[Text under study]
It's simple and can be complicated. Feeding the soil feeds what is feeding you. :cow:


----------



## loghome mom (Oct 10, 2005)

I agree Jay. What book are you referring to from Acres USA? It sounds like something we would be interested in.


----------



## ksfarmer (Apr 28, 2007)

L&Jfarms said:


> I live in eastern Iowa. Do i spot spray the thistles? What could i use to spray the entire pasture, and only have it kill the thistles?


If you are in a location where it is safe and have a lot of thistles over a large pasture, you might check into aerial spraying. This is done a lot in my area of Kansas. A spray plane can do a very good job if you have too much to be practical for spot spraying and can cover areas like ditches and ravines that are difficult to reach on the ground. Not the cheapest way to go (I think a crop duster around here charges about $8 per acre plus the cost of chemicals), but very effective. In Kansas musk thistles are a noxious weed and you are required to control them, if you don't , the county can spray them and bill you for it.

edit; 2-4-D won't hurt any grasses but will affect other broad-leaf weeds .


----------



## whodunit (Mar 29, 2004)

We just let the donkeys eat the thistle heads.... they love them.


----------



## Jay (Feb 5, 2008)

Weeds are an index of the character of the soil. *Herbicides, then, deal with effect not cause*. 
And it is why you have to keep re-applying it.
Get the soil balanced and stop paying for sprays.....I am frugal enough not to keep buying the stuff, it's a waste of my money. 

Here is the Acres weed books:
Acres U.S.A. -- A Voice for Eco-Agriculture


----------



## ksfarmer (Apr 28, 2007)

Jay said:


> Weeds are an index of the character of the soil. *Herbicides, then, deal with effect not cause*.
> And it is why you have to keep re-applying it.
> Get the soil balanced and stop paying for sprays.....I am frugal enough not to keep buying the stuff, it's a waste of my money.
> 
> ...
[/Text under study]
[Provided records]
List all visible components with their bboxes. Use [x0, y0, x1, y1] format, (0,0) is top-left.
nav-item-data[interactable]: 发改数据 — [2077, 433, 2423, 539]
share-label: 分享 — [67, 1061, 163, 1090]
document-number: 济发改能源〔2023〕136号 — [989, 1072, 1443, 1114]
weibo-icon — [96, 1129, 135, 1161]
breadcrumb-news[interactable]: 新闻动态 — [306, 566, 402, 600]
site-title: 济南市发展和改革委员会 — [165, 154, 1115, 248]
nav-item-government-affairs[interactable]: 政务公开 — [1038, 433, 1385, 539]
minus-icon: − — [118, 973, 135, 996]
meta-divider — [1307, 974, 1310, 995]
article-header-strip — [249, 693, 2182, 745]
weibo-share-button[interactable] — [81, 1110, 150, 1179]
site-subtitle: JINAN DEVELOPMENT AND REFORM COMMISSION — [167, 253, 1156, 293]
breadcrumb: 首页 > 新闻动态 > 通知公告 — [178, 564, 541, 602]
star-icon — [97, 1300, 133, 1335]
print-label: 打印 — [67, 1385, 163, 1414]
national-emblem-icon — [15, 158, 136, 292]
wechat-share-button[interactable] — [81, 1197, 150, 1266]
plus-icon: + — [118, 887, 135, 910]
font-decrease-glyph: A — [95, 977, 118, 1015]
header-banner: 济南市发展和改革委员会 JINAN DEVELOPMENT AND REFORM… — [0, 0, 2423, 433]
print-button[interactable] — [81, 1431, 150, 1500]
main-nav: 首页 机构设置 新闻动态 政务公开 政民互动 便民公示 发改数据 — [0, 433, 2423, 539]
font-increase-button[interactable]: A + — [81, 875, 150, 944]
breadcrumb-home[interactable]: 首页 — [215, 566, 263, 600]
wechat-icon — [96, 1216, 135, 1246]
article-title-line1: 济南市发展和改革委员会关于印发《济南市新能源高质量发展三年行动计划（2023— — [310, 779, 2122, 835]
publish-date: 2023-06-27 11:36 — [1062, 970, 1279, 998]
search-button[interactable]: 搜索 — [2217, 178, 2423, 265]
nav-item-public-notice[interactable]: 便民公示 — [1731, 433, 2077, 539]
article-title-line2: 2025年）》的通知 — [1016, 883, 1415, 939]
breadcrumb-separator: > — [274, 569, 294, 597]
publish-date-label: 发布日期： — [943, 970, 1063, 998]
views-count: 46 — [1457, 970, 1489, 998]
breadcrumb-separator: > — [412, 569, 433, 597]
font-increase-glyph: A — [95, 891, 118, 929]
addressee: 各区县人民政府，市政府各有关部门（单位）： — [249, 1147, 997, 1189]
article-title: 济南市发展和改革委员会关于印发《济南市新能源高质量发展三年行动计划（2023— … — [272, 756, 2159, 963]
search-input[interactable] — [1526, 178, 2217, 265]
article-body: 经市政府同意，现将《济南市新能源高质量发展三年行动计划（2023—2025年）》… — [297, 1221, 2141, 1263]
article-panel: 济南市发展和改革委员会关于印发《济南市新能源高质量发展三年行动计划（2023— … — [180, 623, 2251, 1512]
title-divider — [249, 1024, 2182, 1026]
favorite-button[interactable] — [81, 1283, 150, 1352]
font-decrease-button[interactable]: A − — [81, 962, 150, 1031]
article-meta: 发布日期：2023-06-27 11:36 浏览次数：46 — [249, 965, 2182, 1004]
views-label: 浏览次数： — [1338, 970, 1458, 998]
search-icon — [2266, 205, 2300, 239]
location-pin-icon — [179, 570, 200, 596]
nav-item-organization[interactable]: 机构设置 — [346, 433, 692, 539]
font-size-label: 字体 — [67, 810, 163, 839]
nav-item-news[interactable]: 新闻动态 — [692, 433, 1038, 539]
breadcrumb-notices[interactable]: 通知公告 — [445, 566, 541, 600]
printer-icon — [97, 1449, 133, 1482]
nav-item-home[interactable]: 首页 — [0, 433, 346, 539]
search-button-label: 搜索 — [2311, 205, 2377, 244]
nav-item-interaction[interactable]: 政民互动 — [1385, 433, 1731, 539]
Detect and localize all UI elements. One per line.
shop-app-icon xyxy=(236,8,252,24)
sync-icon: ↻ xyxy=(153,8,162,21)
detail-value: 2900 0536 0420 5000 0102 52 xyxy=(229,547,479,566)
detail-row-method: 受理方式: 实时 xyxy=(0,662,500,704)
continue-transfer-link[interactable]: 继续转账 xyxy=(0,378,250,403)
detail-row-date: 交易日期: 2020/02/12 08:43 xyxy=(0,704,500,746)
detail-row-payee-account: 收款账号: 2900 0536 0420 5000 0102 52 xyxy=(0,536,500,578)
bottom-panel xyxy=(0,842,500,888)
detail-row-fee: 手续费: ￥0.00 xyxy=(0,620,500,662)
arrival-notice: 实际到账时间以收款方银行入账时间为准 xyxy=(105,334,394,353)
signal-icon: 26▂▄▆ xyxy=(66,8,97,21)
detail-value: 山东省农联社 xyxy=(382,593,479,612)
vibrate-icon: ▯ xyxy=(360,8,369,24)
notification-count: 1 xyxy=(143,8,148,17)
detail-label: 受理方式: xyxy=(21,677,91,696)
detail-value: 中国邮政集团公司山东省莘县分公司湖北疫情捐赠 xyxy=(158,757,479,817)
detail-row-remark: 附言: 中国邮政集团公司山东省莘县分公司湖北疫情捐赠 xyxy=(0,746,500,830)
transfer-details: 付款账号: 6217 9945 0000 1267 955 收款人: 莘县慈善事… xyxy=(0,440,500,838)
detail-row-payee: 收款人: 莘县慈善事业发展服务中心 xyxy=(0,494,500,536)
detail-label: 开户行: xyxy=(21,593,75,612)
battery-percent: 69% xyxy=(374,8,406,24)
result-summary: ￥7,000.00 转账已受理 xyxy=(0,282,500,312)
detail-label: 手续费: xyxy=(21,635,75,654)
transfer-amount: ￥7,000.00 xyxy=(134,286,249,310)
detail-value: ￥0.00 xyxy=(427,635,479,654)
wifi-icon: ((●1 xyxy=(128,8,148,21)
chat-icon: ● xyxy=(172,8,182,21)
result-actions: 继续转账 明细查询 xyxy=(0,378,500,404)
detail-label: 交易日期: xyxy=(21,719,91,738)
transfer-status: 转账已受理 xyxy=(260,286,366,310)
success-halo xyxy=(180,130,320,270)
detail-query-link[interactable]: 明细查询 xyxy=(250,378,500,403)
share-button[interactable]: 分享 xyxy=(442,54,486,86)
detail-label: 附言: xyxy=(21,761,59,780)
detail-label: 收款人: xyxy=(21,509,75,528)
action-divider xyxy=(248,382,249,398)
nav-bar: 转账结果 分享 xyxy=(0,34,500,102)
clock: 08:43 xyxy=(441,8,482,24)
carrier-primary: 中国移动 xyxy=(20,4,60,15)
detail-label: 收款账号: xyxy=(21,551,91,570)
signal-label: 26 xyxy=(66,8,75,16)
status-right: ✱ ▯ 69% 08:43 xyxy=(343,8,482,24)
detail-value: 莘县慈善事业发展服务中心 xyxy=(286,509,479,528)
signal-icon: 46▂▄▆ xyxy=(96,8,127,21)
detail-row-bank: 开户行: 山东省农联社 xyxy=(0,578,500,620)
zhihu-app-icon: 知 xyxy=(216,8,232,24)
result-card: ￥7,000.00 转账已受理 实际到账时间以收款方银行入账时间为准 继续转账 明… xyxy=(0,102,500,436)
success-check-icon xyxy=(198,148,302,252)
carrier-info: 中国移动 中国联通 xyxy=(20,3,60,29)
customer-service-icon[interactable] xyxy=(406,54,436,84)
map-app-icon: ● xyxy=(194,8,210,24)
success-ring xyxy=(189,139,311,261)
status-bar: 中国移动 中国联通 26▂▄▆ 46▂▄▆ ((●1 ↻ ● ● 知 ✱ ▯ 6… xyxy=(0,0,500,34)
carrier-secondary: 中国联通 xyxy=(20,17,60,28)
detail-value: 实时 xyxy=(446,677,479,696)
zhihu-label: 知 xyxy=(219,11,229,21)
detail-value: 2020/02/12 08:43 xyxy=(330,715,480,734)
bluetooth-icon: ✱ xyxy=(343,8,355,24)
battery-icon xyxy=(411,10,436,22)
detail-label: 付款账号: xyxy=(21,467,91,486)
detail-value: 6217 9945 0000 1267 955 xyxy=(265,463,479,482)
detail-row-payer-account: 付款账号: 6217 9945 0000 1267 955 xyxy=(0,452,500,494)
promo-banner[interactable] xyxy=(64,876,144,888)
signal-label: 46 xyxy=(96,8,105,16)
[/Provided records]
[Actions to take]:
**a.** Print the section of the thistle thread starting at "If you are in" and ending at "broad-leaf weeds .".
**b.** Answer these questions using the thistle thread:
(i) About how much per acre does ksfarmer say a crop duster in his area charges?
(ii) Which animals does whodunit let eat the thistle heads?
(iii) According to ksfarmer's edit, what will 2-4-D not hurt?
**c.** Go on with the thistle thread from the point where it stops.
The lines that come after the thistle thread are separate material and are not part of it.

[Answers by item]:
**a.**
If you are in a location where it is safe and have a lot of thistles over a large pasture, you might check into aerial spraying. This is done a lot in my area of Kansas. A spray plane can do a very good job if you have too much to be practical for spot spraying and can cover areas like ditches and ravines that are difficult to reach on the ground. Not the cheapest way to go (I think a crop duster around here charges about $8 per acre plus the cost of chemicals), but very effective. In Kansas musk thistles are a noxious weed and you are required to control them, if you don't , the county can spray them and bill you for it.

edit; 2-4-D won't hurt any grasses but will affect other broad-leaf weeds .

**b.**
(i) About $8 per acre, plus the cost of chemicals.
(ii) Donkeys.
(iii) Grasses.

**c.**
Jay, with all due respect, sometimes it isn't practical to "balance the soil". I have 600 acres of native flinthills pasture, complete with hills, draws, flint rock and more flint rock outcrops as well as limestone ledges. Some of this ground only sees the occasional cow, snake, or jack rabbit. :cowboy:


----------



## Allen W (Aug 2, 2008)

Adding some Banval aka Dicamba to the 2-4d will help take 6hem down if they'rve already bolted.

ksfarmer 

The dreaded musk thistle. Have they released any of the weavils up there that feed on the plants and heads?


----------



## Gabriel (Dec 2, 2008)

L&Jfarms said:


> My pasture is being overtaken by thistles! We graze 60 head of beef cattle, and *need all the grass we can get*. The thistles are just overtaking the pasture. What can i do to STOP and KILL them?


You can get two birds with one stone by improving your grazing management. Read the _rotational grazing_ sticky at the top of this forum if you haven't already.


----------



## Maria (Apr 24, 2003)

We had a bunch of thistles on our place when we first moved here. I got rid of them by mowing them right as they started to bloom- the theory being that the plants will bleed to death at that time.

I did that for a couple of years in a row and pretty soon there were no thistles and the grass we had planted took over. Since we cut that field for hay a couple of times a year, the thistles now cannot get established again.

We are starting to get them in our yard, though, after 3 years of using sheep as lawn mowers. They eat everything BUT thistles.  So this year I'm conducting a war on thistles in the yard. Every few days I go out with a hoe and chop the ones I find down- cutting pretty deep into the root to do it. I hope that will be adequate. We'll see.


----------



## WJMartin (Nov 2, 2011)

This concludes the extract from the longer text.